Task to complete. Copy all lines holding the word "icon" from the entries.
** START Dataset rows **
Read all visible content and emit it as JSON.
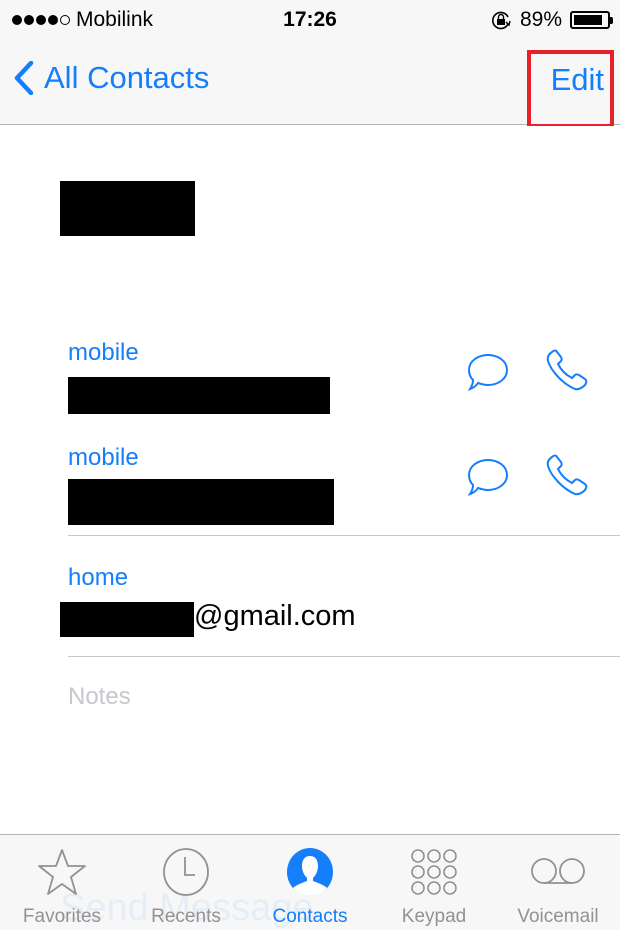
{
  "status_bar": {
    "signal_bars_filled": 4,
    "signal_bars_total": 5,
    "carrier": "Mobilink",
    "time": "17:26",
    "orientation_lock_icon": "rotation-lock-icon",
    "battery_percent_text": "89%",
    "battery_level": 0.89
  },
  "nav": {
    "back_label": "All Contacts",
    "edit_label": "Edit",
    "highlight_color": "#e8202a"
  },
  "contact": {
    "name": "[redacted]",
    "phones": [
      {
        "label": "mobile",
        "number": "[redacted]",
        "actions": [
          "message-icon",
          "phone-icon"
        ]
      },
      {
        "label": "mobile",
        "number": "[redacted]",
        "actions": [
          "message-icon",
          "phone-icon"
        ]
      }
    ],
    "email": {
      "label": "home",
      "user": "[redacted]",
      "domain": "@gmail.com"
    },
    "notes_placeholder": "Notes"
  },
  "tabbar": {
    "ghost_text": "Send Message",
    "tabs": [
      {
        "label": "Favorites",
        "icon": "star-icon",
        "active": false
      },
      {
        "label": "Recents",
        "icon": "clock-icon",
        "active": false
      },
      {
        "label": "Contacts",
        "icon": "contacts-icon",
        "active": true
      },
      {
        "label": "Keypad",
        "icon": "keypad-icon",
        "active": false
      },
      {
        "label": "Voicemail",
        "icon": "voicemail-icon",
        "active": false
      }
    ]
  },
  "colors": {
    "accent": "#157efb",
    "inactive": "#929292",
    "placeholder": "#c7c7cd",
    "bar_background": "#f7f7f7"
  }
}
** END Dataset rows **
Response to the exercise.
    "orientation_lock_icon": "rotation-lock-icon",
          "message-icon",
          "phone-icon"
          "message-icon",
          "phone-icon"
        "icon": "star-icon",
        "icon": "clock-icon",
        "icon": "contacts-icon",
        "icon": "keypad-icon",
        "icon": "voicemail-icon",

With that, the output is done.